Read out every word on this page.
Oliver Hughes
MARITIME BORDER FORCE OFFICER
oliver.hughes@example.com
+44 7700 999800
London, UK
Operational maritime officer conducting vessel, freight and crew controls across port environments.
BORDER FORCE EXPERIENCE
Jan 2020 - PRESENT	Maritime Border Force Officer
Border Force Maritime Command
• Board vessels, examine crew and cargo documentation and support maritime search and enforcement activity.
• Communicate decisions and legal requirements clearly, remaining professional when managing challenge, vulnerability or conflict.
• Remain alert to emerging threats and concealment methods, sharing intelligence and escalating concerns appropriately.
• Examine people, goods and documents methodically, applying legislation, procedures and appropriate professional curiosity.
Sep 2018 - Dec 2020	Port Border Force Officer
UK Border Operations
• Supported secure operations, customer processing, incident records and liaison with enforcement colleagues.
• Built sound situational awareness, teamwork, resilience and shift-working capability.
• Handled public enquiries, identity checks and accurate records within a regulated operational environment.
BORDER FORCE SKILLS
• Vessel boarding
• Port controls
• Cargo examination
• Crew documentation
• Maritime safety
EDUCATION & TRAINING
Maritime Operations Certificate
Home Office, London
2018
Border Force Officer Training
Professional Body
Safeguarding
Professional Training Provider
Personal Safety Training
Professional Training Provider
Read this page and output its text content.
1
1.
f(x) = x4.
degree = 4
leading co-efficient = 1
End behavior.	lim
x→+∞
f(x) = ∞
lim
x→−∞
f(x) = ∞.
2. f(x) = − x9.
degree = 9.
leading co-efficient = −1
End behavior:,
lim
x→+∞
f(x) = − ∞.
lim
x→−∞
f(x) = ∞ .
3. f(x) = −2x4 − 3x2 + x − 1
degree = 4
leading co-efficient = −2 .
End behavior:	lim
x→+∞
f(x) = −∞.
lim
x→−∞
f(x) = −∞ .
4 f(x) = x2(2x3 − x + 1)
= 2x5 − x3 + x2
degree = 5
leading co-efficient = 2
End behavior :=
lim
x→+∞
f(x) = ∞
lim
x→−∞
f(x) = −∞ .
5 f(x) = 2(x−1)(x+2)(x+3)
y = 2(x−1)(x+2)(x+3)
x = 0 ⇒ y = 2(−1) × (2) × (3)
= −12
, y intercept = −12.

********

» **Given request**
Find how many lines in the listing hold "efficient", and reply with that number only.

» **Result of this task**
4